Records for this task »
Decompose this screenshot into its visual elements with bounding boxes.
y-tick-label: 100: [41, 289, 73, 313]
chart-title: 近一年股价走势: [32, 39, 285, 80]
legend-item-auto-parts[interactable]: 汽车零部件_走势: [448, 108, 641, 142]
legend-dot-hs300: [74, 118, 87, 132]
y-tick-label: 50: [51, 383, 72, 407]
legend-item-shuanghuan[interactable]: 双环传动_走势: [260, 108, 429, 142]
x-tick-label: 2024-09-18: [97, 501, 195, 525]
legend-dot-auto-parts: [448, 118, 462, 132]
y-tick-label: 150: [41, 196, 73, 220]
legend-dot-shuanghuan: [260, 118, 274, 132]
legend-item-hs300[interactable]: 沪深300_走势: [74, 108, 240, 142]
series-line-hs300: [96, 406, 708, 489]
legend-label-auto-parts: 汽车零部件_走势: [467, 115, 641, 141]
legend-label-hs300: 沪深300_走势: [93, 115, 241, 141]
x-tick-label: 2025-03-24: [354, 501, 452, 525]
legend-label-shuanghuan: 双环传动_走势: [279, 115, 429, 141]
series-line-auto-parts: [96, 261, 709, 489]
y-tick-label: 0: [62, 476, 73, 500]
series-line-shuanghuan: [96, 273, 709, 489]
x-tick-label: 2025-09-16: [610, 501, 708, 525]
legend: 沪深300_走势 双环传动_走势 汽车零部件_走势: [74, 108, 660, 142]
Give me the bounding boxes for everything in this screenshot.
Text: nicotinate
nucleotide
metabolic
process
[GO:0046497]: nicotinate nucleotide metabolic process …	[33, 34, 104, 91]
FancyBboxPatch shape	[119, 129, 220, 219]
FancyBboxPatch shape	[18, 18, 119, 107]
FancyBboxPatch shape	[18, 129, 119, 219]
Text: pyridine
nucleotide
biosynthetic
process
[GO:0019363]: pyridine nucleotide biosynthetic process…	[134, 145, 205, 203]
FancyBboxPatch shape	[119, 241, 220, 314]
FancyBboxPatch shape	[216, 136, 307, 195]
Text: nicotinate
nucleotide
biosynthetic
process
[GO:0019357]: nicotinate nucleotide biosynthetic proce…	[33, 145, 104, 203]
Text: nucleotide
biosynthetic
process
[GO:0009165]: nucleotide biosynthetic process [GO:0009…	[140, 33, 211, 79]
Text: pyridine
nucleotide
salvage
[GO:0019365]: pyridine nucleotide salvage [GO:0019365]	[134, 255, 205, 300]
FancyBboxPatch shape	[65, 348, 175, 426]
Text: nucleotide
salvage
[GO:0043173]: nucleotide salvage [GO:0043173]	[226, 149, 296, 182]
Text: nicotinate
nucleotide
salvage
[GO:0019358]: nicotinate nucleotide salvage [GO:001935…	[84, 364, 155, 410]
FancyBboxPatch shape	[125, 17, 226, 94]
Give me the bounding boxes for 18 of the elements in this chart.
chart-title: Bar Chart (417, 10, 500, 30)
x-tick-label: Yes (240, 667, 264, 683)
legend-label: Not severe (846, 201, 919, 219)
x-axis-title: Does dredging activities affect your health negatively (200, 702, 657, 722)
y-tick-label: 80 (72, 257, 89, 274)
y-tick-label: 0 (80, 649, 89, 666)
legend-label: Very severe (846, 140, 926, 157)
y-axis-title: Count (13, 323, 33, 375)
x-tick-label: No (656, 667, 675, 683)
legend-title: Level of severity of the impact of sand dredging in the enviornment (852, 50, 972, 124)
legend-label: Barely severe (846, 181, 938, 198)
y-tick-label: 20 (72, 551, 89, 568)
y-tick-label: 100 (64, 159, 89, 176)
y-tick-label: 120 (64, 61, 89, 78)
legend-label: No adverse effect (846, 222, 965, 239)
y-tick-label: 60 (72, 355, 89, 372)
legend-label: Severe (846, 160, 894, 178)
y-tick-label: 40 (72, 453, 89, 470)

Task instructions » Copy the material above word for word, every line in the same order.

Exercise answer »
Decompose this screenshot into its visual elements with bounding boxes.
y-tick-label: 100: [41, 289, 73, 313]
chart-title: 近一年股价走势: [32, 39, 285, 80]
legend-item-auto-parts[interactable]: 汽车零部件_走势: [448, 108, 641, 142]
legend-dot-hs300: [74, 118, 87, 132]
y-tick-label: 50: [51, 383, 72, 407]
legend-item-shuanghuan[interactable]: 双环传动_走势: [260, 108, 429, 142]
x-tick-label: 2024-09-18: [97, 501, 195, 525]
legend-dot-auto-parts: [448, 118, 462, 132]
y-tick-label: 150: [41, 196, 73, 220]
legend-dot-shuanghuan: [260, 118, 274, 132]
legend-item-hs300[interactable]: 沪深300_走势: [74, 108, 240, 142]
series-line-hs300: [96, 406, 708, 489]
legend-label-auto-parts: 汽车零部件_走势: [467, 115, 641, 141]
legend-label-hs300: 沪深300_走势: [93, 115, 241, 141]
x-tick-label: 2025-03-24: [354, 501, 452, 525]
legend-label-shuanghuan: 双环传动_走势: [279, 115, 429, 141]
series-line-auto-parts: [96, 261, 709, 489]
y-tick-label: 0: [62, 476, 73, 500]
series-line-shuanghuan: [96, 273, 709, 489]
x-tick-label: 2025-09-16: [610, 501, 708, 525]
legend: 沪深300_走势 双环传动_走势 汽车零部件_走势: [74, 108, 660, 142]
Give me the bounding boxes for everything in this screenshot.
Text: nicotinate
nucleotide
metabolic
process
[GO:0046497]: nicotinate nucleotide metabolic process …	[33, 34, 104, 91]
FancyBboxPatch shape	[119, 129, 220, 219]
FancyBboxPatch shape	[18, 18, 119, 107]
FancyBboxPatch shape	[18, 129, 119, 219]
Text: pyridine
nucleotide
biosynthetic
process
[GO:0019363]: pyridine nucleotide biosynthetic process…	[134, 145, 205, 203]
FancyBboxPatch shape	[119, 241, 220, 314]
FancyBboxPatch shape	[216, 136, 307, 195]
Text: nicotinate
nucleotide
biosynthetic
process
[GO:0019357]: nicotinate nucleotide biosynthetic proce…	[33, 145, 104, 203]
Text: nucleotide
biosynthetic
process
[GO:0009165]: nucleotide biosynthetic process [GO:0009…	[140, 33, 211, 79]
Text: pyridine
nucleotide
salvage
[GO:0019365]: pyridine nucleotide salvage [GO:0019365]	[134, 255, 205, 300]
FancyBboxPatch shape	[65, 348, 175, 426]
Text: nucleotide
salvage
[GO:0043173]: nucleotide salvage [GO:0043173]	[226, 149, 296, 182]
Text: nicotinate
nucleotide
salvage
[GO:0019358]: nicotinate nucleotide salvage [GO:001935…	[84, 364, 155, 410]
FancyBboxPatch shape	[125, 17, 226, 94]
Give me the bounding boxes for 18 of the elements in this chart.
chart-title: Bar Chart (417, 10, 500, 30)
x-tick-label: Yes (240, 667, 264, 683)
legend-label: Not severe (846, 201, 919, 219)
x-axis-title: Does dredging activities affect your health negatively (200, 702, 657, 722)
y-tick-label: 80 (72, 257, 89, 274)
y-tick-label: 0 (80, 649, 89, 666)
legend-label: Very severe (846, 140, 926, 157)
y-axis-title: Count (13, 323, 33, 375)
x-tick-label: No (656, 667, 675, 683)
legend-title: Level of severity of the impact of sand dredging in the enviornment (852, 50, 972, 124)
legend-label: Barely severe (846, 181, 938, 198)
y-tick-label: 20 (72, 551, 89, 568)
y-tick-label: 100 (64, 159, 89, 176)
y-tick-label: 120 (64, 61, 89, 78)
legend-label: No adverse effect (846, 222, 965, 239)
y-tick-label: 60 (72, 355, 89, 372)
legend-label: Severe (846, 160, 894, 178)
y-tick-label: 40 (72, 453, 89, 470)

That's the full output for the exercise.